[EXTRACTED DATA]

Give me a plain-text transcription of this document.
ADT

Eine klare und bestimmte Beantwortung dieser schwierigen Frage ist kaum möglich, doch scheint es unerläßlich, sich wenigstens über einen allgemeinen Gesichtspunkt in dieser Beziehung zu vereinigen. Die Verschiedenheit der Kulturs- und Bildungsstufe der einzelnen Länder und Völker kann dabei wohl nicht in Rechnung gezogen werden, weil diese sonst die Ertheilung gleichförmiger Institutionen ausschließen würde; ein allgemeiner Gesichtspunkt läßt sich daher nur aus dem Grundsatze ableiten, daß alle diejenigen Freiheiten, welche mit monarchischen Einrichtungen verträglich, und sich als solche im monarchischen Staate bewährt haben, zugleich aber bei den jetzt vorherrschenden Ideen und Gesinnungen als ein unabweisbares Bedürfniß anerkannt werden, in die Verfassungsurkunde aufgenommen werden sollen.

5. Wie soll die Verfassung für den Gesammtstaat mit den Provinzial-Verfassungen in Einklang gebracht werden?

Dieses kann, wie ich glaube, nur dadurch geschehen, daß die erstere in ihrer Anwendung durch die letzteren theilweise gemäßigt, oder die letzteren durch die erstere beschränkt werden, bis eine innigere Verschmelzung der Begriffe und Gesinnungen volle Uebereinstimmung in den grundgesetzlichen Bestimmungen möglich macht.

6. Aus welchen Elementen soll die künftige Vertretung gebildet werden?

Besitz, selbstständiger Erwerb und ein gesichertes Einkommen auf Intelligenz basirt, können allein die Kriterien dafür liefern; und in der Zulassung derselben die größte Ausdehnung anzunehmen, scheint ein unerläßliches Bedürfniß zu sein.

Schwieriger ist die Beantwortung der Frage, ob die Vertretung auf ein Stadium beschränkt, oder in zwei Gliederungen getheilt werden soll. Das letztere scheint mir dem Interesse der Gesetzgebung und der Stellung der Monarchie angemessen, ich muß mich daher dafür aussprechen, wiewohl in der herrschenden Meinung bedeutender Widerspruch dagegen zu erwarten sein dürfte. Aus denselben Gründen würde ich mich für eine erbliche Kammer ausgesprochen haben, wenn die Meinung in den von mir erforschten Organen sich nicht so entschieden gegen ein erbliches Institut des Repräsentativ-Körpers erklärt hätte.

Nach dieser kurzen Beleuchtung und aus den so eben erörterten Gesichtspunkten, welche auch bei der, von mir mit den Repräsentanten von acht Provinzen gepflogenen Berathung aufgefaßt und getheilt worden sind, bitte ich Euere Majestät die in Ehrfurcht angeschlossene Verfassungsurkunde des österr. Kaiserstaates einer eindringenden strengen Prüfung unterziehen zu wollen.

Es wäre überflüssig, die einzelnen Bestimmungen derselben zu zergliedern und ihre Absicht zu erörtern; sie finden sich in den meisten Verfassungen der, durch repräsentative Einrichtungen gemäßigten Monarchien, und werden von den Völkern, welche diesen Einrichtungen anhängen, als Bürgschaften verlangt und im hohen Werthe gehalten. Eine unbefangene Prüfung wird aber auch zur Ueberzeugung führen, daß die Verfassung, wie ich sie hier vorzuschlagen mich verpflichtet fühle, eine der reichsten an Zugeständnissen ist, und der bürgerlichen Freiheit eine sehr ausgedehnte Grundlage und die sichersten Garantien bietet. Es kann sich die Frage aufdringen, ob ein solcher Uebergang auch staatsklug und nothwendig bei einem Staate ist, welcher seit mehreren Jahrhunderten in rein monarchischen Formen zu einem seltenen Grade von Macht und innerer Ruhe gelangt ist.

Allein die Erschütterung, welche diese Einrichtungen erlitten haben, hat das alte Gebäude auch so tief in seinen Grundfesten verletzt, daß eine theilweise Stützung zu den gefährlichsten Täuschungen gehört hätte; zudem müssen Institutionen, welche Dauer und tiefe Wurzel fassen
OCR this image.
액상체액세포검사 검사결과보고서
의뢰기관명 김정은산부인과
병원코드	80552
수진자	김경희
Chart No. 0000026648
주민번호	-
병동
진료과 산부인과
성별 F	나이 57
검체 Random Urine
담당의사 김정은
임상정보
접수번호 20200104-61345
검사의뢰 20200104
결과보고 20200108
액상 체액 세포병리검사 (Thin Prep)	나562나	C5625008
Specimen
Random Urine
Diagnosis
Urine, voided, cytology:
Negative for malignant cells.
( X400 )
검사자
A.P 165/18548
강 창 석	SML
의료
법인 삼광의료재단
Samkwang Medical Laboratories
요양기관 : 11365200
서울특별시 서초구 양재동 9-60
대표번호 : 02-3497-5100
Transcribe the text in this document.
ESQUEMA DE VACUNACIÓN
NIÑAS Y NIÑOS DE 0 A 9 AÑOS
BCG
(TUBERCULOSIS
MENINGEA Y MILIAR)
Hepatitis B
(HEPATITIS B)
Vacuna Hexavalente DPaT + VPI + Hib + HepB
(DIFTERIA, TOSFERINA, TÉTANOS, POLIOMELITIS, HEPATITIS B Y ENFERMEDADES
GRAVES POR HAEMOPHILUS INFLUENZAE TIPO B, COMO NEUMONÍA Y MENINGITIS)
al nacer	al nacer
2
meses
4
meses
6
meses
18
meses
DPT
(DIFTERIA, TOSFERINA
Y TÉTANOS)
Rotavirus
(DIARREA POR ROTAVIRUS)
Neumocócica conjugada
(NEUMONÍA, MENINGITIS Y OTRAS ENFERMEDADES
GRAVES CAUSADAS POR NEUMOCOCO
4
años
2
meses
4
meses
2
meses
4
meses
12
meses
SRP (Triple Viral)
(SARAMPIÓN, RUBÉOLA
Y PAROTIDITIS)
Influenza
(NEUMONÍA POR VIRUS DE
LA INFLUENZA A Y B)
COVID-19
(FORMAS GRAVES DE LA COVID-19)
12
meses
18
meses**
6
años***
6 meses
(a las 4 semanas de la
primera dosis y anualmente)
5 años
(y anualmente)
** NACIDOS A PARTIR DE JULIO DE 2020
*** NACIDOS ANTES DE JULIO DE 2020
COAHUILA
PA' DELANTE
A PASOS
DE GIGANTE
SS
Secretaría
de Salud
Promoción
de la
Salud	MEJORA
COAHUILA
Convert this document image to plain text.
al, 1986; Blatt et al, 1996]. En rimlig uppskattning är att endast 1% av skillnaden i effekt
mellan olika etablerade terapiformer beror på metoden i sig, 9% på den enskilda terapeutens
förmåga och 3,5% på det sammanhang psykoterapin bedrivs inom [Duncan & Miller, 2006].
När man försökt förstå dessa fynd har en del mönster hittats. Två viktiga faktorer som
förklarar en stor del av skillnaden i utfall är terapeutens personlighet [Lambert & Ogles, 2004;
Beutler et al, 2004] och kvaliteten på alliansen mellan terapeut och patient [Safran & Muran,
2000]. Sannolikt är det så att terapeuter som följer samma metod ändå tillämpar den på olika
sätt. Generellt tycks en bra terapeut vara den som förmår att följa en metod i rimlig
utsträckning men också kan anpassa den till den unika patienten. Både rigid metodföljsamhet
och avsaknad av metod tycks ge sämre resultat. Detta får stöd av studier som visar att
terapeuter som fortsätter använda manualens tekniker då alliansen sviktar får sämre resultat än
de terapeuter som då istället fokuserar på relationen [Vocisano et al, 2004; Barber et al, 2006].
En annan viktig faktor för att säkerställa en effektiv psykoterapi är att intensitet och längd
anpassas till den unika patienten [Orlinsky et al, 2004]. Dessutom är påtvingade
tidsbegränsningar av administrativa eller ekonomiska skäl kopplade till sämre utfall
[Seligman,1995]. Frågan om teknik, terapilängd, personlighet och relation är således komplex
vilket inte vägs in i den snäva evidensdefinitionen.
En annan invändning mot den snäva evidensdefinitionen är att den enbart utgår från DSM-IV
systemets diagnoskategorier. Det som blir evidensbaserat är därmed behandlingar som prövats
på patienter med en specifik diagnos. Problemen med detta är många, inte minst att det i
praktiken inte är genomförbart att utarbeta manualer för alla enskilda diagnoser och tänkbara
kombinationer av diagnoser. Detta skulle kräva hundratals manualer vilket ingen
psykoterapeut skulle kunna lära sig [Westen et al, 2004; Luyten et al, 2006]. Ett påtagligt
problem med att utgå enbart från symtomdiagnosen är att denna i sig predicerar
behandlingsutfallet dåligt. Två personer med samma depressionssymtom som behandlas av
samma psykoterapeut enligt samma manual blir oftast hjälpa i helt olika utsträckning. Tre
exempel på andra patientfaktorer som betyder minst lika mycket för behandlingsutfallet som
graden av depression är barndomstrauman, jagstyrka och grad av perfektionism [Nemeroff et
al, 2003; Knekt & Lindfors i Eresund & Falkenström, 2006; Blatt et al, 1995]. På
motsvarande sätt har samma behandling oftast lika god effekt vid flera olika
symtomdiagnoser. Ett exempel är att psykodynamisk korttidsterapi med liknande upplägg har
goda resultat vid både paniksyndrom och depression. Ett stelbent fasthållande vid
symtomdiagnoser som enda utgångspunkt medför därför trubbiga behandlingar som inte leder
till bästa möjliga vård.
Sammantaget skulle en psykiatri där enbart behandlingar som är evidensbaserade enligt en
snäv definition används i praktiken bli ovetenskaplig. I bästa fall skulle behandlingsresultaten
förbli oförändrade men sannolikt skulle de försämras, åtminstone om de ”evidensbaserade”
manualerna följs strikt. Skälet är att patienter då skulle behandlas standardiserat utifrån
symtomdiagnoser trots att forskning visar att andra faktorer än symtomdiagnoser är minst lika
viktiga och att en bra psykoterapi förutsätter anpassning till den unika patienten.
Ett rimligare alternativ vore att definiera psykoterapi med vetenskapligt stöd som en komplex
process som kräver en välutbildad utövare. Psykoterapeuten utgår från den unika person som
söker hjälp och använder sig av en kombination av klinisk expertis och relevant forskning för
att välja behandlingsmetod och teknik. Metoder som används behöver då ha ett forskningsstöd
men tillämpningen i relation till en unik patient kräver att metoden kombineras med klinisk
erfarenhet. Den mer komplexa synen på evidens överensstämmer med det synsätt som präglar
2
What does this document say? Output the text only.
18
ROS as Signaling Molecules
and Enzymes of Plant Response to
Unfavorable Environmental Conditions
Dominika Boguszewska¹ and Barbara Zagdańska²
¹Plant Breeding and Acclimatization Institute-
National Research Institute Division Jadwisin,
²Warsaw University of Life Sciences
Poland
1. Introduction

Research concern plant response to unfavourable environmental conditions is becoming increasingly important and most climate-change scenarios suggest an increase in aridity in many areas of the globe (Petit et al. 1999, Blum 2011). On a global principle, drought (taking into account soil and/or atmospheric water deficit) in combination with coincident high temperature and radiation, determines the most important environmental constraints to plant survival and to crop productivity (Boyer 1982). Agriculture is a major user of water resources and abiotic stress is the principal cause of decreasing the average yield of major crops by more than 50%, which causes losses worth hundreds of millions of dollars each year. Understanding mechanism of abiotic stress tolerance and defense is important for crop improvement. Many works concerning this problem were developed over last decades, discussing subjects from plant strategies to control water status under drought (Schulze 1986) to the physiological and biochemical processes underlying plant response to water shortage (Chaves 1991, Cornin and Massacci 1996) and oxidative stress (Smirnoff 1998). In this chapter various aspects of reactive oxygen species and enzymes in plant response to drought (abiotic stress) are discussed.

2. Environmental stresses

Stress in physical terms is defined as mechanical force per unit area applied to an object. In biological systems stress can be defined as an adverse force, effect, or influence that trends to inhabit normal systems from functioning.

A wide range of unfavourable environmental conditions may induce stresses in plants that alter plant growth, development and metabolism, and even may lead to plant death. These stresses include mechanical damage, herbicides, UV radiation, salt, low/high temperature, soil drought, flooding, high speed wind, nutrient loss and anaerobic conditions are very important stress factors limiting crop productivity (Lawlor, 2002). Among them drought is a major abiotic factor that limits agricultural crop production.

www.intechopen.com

[/EXTRACTED DATA]

Check each line above for the word "metoden" and copy every line that has it.

* **ANSWER BOX**:
mellan olika etablerade terapiformer beror på metoden i sig, 9% på den enskilda terapeutens
men tillämpningen i relation till en unik patient kräver att metoden kombineras med klinisk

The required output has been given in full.